ACTIVITY LIST
- 1) Write out everything from "However, on August" down to "of the district." in the passage on Bajali district, copying it exactly.
- 2) What sex ratio does the passage on Bajali district give for Bajali?

╭─ READING TEXT

District of Assam in India

Bajali district is a district of the Indian state of Assam, carved out of Barpeta district. The Assam Cabinet headed by former Chief Minister Sarbananda Sonowal approved the proposal to make Bajali a full-fledged district on 10 August 2020. On 12 January 2021 Bajali was formally declared as a district. On 31 December 2022, the district was remerged with existing Barpeta district.

However, on August 25, 2023, the Assam cabinet made an announcement regarding the restoration of the district status of Bajali and on October 12, Bajali again became a district.

Bajali comprised parts of Bajali, Jalah and Sarupeta circles. Dolor Pathar is the most popular village under bajali district And Pathsala is main town of the district.

== Demographics ==

According to the 2011 census, erstwhile Bajali district has a population of 253,876, of which 11,242 (4.43%) live in urban areas. Bajali has a sex ratio of 978 females per 1000 males. Scheduled Castes notably the Kaibarta-Jalkeot community and Scheduled Tribes notably the Boro community make up 19,192 (7.56%) and 11,486 (4.52%) of the population respectively.

Population of circles by religion
| Circle | Hindus (%) | Muslims (%) | Others (%) |
|---|---|---|---|
| Bajali (Pt) | 94.51 | 5.34 | 0.15 |
| Sarupeta (Pt) | 43.89 | 55.92 | 0.19 |
| Jalah (Pt) | 86.32 | 13.54 | 0.14 |

The district religious composition are as follows: Hindu 172,388, Muslim 81,003 and others at 485 as per 2011 census report.

189,075 of the population spoke Assamese, 53,052 Bengali, 10,877 Boro and 0.36% speaks other minority languages.

╰─
╭─ GIVEN DATA

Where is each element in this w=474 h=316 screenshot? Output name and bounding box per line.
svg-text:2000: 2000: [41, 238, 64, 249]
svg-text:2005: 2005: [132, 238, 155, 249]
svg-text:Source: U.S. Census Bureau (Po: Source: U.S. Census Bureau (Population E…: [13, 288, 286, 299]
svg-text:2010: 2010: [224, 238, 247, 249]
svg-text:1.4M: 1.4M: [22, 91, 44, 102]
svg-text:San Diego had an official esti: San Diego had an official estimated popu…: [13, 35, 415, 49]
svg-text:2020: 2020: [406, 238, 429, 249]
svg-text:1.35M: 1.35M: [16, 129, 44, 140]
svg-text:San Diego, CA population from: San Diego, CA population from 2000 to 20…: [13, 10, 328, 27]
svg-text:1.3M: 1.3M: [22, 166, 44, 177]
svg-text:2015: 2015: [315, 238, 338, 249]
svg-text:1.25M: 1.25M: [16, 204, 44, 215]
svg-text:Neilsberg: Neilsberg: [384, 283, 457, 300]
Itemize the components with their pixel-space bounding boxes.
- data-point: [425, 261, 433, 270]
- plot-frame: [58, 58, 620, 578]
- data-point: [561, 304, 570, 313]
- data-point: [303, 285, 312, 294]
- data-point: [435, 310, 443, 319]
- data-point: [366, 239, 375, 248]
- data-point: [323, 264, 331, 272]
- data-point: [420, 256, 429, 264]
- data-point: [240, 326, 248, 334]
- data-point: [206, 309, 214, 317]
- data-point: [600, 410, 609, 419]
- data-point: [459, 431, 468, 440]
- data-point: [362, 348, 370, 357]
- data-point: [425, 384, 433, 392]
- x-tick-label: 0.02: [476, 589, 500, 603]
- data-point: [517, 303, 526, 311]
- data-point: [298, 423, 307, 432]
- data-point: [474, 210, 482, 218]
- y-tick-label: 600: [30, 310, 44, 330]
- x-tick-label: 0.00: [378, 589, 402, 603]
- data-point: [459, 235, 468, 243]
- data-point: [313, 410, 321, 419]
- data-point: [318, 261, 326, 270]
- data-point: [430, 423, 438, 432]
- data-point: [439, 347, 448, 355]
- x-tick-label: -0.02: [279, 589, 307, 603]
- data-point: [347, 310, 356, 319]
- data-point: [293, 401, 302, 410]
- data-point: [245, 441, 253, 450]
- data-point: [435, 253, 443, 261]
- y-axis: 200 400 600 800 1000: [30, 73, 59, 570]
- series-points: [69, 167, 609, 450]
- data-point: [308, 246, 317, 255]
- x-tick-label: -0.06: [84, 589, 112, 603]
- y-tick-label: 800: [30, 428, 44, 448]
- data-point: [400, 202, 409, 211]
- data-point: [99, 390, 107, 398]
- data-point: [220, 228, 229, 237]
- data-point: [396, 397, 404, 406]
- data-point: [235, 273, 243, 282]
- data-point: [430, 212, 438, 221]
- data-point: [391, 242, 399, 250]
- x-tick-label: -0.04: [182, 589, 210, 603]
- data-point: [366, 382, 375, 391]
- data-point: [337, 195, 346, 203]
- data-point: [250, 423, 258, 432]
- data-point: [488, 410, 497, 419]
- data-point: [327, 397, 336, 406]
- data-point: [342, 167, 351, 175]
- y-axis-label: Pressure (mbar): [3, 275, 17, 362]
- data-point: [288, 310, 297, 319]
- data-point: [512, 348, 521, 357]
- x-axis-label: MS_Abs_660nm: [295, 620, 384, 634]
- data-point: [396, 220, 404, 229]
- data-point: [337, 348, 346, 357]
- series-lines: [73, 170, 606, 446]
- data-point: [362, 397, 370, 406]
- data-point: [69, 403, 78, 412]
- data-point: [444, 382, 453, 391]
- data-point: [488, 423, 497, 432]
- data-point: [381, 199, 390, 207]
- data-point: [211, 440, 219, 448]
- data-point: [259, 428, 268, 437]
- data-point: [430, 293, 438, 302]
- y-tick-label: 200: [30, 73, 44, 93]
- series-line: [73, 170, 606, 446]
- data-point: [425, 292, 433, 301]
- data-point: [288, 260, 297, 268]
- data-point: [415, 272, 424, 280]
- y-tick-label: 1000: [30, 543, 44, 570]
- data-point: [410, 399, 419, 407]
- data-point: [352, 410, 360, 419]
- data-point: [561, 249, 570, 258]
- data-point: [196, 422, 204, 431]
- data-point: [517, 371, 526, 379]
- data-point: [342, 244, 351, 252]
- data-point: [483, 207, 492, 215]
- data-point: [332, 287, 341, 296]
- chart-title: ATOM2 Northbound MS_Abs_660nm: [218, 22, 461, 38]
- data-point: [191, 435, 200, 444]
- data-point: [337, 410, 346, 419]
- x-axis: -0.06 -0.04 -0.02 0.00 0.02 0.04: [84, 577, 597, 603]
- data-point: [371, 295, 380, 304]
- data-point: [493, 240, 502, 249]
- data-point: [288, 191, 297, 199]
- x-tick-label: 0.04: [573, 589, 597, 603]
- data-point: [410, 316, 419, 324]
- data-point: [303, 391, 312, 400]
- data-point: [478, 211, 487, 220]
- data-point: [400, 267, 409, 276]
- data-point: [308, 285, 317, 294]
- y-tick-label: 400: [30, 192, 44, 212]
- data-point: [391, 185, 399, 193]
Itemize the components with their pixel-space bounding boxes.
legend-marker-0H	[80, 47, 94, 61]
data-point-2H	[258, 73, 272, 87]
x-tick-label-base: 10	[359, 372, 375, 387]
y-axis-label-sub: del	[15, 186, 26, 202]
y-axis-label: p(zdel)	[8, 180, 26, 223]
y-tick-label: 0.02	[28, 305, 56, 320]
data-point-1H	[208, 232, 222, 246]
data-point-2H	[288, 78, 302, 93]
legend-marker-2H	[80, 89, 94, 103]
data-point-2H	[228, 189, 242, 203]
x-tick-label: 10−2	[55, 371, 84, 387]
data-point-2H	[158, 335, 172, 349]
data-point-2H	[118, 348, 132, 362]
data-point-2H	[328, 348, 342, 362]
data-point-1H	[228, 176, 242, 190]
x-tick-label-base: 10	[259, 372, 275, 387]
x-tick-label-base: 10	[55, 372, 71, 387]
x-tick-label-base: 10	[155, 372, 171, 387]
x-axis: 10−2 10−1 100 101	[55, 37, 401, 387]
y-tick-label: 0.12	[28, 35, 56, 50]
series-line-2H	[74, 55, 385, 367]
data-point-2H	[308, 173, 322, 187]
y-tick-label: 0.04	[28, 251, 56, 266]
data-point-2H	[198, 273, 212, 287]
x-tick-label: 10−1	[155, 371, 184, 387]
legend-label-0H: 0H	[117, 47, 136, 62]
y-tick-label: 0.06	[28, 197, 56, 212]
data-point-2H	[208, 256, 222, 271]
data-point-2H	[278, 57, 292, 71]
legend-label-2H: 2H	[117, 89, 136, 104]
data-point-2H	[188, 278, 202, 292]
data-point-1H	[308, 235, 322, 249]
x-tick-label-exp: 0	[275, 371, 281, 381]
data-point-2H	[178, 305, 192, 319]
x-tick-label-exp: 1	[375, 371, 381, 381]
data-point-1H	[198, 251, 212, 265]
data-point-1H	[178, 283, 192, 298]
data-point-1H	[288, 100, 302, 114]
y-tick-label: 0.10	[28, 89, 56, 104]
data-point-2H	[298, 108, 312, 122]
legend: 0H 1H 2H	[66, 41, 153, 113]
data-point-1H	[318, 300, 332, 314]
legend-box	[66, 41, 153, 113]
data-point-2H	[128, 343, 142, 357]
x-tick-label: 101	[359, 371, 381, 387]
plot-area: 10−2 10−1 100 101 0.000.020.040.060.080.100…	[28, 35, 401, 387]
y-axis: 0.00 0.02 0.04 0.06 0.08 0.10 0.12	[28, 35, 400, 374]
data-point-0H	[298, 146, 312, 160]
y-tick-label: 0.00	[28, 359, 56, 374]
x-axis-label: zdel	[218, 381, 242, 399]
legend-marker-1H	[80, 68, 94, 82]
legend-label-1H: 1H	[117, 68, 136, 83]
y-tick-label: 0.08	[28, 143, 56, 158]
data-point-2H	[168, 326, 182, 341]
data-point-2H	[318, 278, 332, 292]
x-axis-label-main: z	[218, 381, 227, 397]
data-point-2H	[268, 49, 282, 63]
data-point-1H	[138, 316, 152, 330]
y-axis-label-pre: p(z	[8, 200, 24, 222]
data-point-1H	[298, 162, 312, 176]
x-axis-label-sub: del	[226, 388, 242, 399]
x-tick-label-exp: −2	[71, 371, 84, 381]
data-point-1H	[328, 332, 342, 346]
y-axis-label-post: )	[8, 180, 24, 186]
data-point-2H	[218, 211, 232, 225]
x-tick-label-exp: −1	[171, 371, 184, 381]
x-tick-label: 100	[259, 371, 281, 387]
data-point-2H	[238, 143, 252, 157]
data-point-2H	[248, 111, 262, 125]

╰─

SOLUTIONS TO THE TASKS
- 1)
However, on August 25, 2023, the Assam cabinet made an announcement regarding the restoration of the district status of Bajali and on October 12, Bajali again became a district.

Bajali comprised parts of Bajali, Jalah and Sarupeta circles. Dolor Pathar is the most popular village under bajali district And Pathsala is main town of the district.

- 2) 978 females per 1000 males.